== Extrait du texte ==

Un texte signé Patryck Ficini

chroniques-infernales

Solar Pons, l’Autre Limier de Londres

Les amateurs de Bis le savent bien : en matière de création, une copie (on parle souvent de sous-produit en cinéma) peut s’avérer aussi passionnante que l’original, si l’artiste à son origine démontre professionalisme et/ou inventivité (mais oui !).
Cela fait belle lurette que les plus éclairés ne jettent pas en vrac et dans le même panier toutes les séries B italiennes, qu’il s’agisse de sous-MAD MAX ou de sous-CONAN, deux genres à part entière unanimement décriés en leur temps. En matière de copie, il y a de très bonnes choses.
Oui, certains 077 italiens des années 60 (ceux de TERENCE HATHAWAY/SERGIO GRIECO par exemple) tiennent le choc confrontés aux premiers JAMES BOND. Evidemment, le western spaghetti a transcendé la matière américaine originelle pour donner naissance à quelque chose de (presque) entièrement neuf, qui n’entretenait que peu de points communs avec le genre initial.
Enfin, comment ne pas, de façon amusante, rappeler une B.D. comme DIABOLIK, initialement conçu comme un avatar de FANTOMAS, et ensuite copié par une soixantaine de cousins comme JNFERNAL ou MISTER X. DIABOLIK permit même l’invention de deux oeuvres peut-être encore plus excitantes : KRIMINAL et SATANIK ! Des copies de copies inspirées qui contribuèrent à donner ses lettres de noblesse au fumetto nero !
Les exemples seraient sans fin. Cinéma, B.D., et littérature : qui ne souvient, parmi les fans les plus acharnés de Sword and Sorcery des CONAN-like THONGOR et KOTHAR ?

== Enregistrements ==
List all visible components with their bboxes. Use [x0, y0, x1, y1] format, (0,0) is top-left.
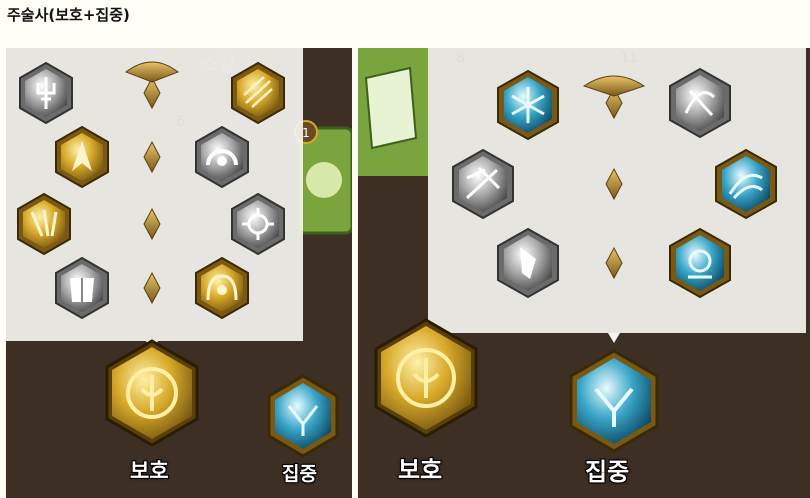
- bg-faded-label: 스킬: [202, 54, 235, 75]
- focus-option-label: 집중: [282, 463, 317, 485]
- skill-tree-canvas: 1 스킬 6: [6, 48, 352, 498]
- skill-tree-panel-protect: 1 스킬 6 보호 집중: [6, 48, 352, 498]
- protect-option-label: 보호: [398, 456, 443, 484]
- skill-tree-panel-focus: 8 11 보호 집중: [358, 48, 810, 498]
- bg-scroll-icon: [364, 66, 418, 150]
- bg-faded-badge: 6: [176, 114, 185, 130]
- bg-seed-icon: [306, 162, 342, 198]
- page-title: 주술사(보호+집중): [7, 6, 130, 24]
- bg-badge-number: 1: [302, 126, 310, 140]
- focus-option-label: 집중: [585, 458, 630, 486]
- skill-tree-canvas: 8 11: [358, 48, 810, 498]
- protect-option-label: 보호: [130, 459, 169, 483]
- bg-faded-badge: 8: [456, 50, 465, 66]
- bg-faded-badge: 11: [620, 50, 638, 66]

== Consignes ==
1. Réécrivez le passage du texte sur Solar Pons qui va de « Oui, certains 077 » jusqu'à « fumetto nero ! » inclus, en remplaçant « JAMES BOND » par « OSS 117 ».
2. Poursuivez le texte sur Solar Pons à partir de l'endroit où il s'arrête.

== Réponses finales ==
1.
Oui, certains 077 italiens des années 60 (ceux de TERENCE HATHAWAY/SERGIO GRIECO par exemple) tiennent le choc confrontés aux premiers OSS 117. Evidemment, le western spaghetti a transcendé la matière américaine originelle pour donner naissance à quelque chose de (presque) entièrement neuf, qui n’entretenait que peu de points communs avec le genre initial.
Enfin, comment ne pas, de façon amusante, rappeler une B.D. comme DIABOLIK, initialement conçu comme un avatar de FANTOMAS, et ensuite copié par une soixantaine de cousins comme JNFERNAL ou MISTER X. DIABOLIK permit même l’invention de deux oeuvres peut-être encore plus excitantes : KRIMINAL et SATANIK ! Des copies de copies inspirées qui contribuèrent à donner ses lettres de noblesse au fumetto nero !

2.
AUGUST DERLETH fut un écrivain attachant, qui produisit beaucoup, et dans tous les genres, même si on se souvient davantage de ses pastiches lovecraftiens qui lui valurent parfois des jugements sévères. Beaucoup trop : sans DERLETH et ARKHAM HOUSE, LOVECRAFT n’aurait pas marqué les mémoires à ce point. Il serait assurément infiniment moins célèbre aujourd’hui.
En ce qui concerne DERLETH, il suffit de lire un recueil comme L’AMULETTE TIBETAINE (chez NEO) pour découvrir un excellent spécialiste du fantastique, peut-être davantage, certes, un bon faiseur qu’un maître ou un génie. Et après ?
LES MOUTONS ELECTRIQUES publient aujourd’hui un recueil de 7 aventures de SOLAR PONS, le détective créé par DERLETH, frustré de ne pouvoir reprendre légalement la suite de CONAN DOYLE pour de nouvelles enquêtes du grand SHERLOCK HOLMES.
Que ce soit bien clair : PONS est une pure copie de HOLMES, même si son caractère (d’accord avec XAVIER MAUMEJEAN) est moins ombrageux. Lire ses aventures fait le même effet que lire les célèbres nouvelles du « Canon ». C’est dire si le tout s’avère bien écrit et bien pensé.
On sait combien le limier de BAKER STREET en inspira d’autres, comme HARRY DICKSON (qui, grâce au génie de JEAN RAY, sut infiniment s’éloigner de son modèle… tout en habitant aussi BAKER STREET) ou SEXTON BLAKE, terriblement méconnu en France. Le génial concept du tandem détective surdoué/assistant fidèle fut l’un des plus repris : citons JULES DE GRANDIN/TROWBRIDGE et POIROT/HASTINGS. Même une série T.V. aussi délicieuse que MONK repose sur le principe !
Pour le plaisir, citons aussi l’oublié WILLIAM THARPS de GEORGE MEIRS ou l’inconnu duo HEMMINGS et WILSON (LA DENT JAUNE, in SPECTRAL 21), signé STANLEY HOWARD (qui derrière le pseudo ? qui se penchera un jour sur les nouvellistes des comics AREDIT dont fit partie le sympathique LEOPOLD MASSIERA ?)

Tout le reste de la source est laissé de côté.